### Requirements
Will you output the entries below exactly, skipping every image they contain?

Data entries:
....

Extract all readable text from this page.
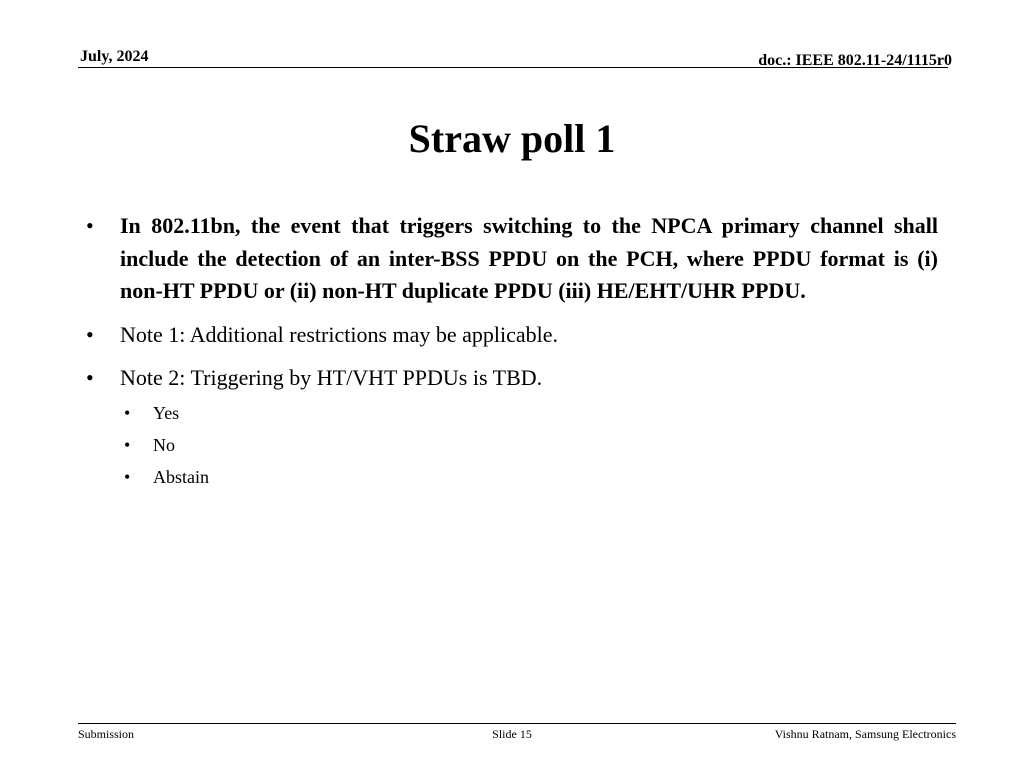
July, 2024	doc.: IEEE 802.11-24/1115r0
Straw poll 1
• In 802.11bn, the event that triggers switching to the NPCA primary channel shall include the detection of an inter-BSS PPDU on the PCH, where PPDU format is (i) non-HT PPDU or (ii) non-HT duplicate PPDU (iii) HE/EHT/UHR PPDU.
• Note 1: Additional restrictions may be applicable.
• Note 2: Triggering by HT/VHT PPDUs is TBD.
• Yes
• No
• Abstain
Submission	Slide 15	Vishnu Ratnam, Samsung Electronics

....

### Full output
Extract all readable text from this page.
July, 2024	doc.: IEEE 802.11-24/1115r0
Straw poll 1
• In 802.11bn, the event that triggers switching to the NPCA primary channel shall include the detection of an inter-BSS PPDU on the PCH, where PPDU format is (i) non-HT PPDU or (ii) non-HT duplicate PPDU (iii) HE/EHT/UHR PPDU.
• Note 1: Additional restrictions may be applicable.
• Note 2: Triggering by HT/VHT PPDUs is TBD.
• Yes
• No
• Abstain
Submission	Slide 15	Vishnu Ratnam, Samsung Electronics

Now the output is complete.